PROBLEM REQUIREMENTS: Only the number is wanted: how many lines contain the string "ille"?

--- DATA EXTRACT ---

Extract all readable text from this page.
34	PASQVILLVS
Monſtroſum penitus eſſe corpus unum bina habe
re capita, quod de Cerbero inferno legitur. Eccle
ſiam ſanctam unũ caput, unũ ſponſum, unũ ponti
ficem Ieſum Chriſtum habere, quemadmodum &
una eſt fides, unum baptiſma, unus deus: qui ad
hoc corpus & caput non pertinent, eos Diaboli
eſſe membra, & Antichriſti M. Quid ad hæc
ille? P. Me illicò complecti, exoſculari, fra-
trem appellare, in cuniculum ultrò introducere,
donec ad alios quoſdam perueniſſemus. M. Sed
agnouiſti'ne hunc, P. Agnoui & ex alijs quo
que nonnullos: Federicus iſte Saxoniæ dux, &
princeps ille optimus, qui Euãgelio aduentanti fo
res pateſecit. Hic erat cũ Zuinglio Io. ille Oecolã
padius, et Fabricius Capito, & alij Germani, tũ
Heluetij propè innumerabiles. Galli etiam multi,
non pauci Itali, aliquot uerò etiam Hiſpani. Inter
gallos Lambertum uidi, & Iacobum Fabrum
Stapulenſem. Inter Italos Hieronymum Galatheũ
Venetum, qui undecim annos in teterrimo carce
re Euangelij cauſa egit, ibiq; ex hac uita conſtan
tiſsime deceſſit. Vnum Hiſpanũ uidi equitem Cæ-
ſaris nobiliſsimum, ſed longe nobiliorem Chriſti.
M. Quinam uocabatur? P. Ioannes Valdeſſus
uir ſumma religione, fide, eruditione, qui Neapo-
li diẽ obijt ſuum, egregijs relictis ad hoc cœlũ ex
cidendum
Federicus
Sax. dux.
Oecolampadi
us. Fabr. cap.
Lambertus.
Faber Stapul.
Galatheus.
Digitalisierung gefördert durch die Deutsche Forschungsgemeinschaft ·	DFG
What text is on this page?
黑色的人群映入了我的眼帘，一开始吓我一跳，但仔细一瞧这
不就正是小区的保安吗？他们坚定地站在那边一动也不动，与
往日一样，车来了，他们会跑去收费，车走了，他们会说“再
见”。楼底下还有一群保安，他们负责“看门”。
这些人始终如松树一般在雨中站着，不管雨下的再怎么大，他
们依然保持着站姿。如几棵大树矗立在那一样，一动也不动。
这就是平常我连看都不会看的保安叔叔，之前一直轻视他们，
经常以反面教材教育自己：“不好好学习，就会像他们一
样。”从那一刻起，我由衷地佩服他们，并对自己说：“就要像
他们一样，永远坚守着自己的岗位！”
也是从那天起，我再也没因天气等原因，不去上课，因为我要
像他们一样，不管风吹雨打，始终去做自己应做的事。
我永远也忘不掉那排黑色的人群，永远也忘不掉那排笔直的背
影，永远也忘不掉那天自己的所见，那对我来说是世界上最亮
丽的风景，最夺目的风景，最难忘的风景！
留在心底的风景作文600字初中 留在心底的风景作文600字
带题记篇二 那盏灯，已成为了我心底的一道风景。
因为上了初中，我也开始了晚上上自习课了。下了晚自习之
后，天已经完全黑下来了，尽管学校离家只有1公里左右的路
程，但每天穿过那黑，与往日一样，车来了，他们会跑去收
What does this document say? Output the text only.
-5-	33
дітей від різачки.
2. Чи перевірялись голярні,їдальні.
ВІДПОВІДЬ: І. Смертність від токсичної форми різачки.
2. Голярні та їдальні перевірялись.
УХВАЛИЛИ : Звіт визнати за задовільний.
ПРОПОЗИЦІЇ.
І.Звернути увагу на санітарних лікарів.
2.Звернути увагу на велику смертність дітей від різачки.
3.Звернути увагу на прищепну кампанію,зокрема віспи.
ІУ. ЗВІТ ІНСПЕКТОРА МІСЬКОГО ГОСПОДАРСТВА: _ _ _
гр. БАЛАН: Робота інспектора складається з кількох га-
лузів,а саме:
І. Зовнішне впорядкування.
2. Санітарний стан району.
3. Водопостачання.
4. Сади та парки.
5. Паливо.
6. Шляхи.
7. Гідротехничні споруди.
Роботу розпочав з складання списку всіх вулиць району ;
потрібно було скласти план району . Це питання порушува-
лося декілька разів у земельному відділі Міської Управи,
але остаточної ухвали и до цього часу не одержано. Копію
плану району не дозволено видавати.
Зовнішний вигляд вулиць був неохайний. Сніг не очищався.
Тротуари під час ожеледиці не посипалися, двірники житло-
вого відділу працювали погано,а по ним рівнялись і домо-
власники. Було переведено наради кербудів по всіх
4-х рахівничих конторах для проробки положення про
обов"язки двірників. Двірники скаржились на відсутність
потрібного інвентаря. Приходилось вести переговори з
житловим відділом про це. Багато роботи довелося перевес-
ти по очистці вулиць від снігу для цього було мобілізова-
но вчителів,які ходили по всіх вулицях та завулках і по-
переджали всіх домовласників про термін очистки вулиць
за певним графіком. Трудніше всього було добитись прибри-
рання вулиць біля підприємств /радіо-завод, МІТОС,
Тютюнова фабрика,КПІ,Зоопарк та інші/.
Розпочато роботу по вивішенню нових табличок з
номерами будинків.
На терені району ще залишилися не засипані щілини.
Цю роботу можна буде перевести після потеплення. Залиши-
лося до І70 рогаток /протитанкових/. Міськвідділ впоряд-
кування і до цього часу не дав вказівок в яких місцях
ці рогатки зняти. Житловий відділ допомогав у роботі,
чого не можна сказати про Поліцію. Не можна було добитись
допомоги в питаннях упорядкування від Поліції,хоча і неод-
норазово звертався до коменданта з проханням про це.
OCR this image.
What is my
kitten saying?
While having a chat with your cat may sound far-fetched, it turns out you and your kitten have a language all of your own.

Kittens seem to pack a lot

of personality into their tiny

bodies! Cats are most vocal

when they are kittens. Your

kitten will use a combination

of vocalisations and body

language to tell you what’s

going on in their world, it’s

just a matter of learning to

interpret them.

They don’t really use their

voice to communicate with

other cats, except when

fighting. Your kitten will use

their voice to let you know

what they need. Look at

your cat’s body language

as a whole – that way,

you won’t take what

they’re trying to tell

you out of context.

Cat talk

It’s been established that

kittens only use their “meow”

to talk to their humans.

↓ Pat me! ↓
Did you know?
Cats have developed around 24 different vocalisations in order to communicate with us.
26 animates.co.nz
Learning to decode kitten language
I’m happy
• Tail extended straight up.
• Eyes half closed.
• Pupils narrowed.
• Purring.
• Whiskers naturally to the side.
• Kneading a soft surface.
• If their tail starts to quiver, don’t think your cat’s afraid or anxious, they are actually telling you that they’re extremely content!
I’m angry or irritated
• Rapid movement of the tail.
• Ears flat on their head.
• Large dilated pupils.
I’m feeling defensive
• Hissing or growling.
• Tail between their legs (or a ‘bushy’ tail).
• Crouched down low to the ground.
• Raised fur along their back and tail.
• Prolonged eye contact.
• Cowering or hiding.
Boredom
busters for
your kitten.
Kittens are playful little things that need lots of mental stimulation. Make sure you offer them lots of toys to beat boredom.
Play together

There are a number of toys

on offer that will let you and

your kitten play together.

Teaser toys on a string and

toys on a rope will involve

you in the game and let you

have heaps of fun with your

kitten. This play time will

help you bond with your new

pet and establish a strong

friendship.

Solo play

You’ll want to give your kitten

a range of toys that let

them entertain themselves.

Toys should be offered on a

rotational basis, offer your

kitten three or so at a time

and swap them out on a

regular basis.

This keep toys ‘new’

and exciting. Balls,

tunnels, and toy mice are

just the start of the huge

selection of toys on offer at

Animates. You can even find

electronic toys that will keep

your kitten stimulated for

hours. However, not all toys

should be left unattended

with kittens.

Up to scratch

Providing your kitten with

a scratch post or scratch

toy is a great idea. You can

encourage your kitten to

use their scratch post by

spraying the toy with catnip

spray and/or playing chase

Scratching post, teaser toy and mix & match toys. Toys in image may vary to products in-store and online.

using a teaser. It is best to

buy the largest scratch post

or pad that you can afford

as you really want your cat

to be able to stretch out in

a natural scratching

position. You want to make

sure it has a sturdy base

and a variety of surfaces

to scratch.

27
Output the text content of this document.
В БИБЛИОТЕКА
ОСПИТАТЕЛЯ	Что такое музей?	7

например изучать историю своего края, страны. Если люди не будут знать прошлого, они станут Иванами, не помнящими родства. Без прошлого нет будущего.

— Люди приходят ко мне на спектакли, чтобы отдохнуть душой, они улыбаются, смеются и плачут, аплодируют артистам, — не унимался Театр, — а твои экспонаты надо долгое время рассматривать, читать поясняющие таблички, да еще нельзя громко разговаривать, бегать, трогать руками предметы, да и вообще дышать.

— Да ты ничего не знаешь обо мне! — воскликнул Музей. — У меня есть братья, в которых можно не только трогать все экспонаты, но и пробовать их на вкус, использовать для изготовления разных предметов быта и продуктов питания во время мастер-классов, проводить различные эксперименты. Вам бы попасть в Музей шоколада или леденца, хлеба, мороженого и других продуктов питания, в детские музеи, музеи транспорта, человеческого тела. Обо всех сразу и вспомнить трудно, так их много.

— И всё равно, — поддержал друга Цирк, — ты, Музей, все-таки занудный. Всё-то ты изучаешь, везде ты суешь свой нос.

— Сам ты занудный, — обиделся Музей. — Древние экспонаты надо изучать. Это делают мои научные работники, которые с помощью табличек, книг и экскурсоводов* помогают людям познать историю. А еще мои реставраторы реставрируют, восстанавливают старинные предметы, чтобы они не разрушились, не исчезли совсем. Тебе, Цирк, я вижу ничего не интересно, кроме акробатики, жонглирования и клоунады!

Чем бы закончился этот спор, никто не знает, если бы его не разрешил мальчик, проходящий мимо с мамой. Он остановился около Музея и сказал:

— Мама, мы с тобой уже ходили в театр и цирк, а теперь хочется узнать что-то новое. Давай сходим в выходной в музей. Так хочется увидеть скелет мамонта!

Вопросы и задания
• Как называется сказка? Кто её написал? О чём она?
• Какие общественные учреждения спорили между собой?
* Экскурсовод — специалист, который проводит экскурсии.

---

RESPONSE: 3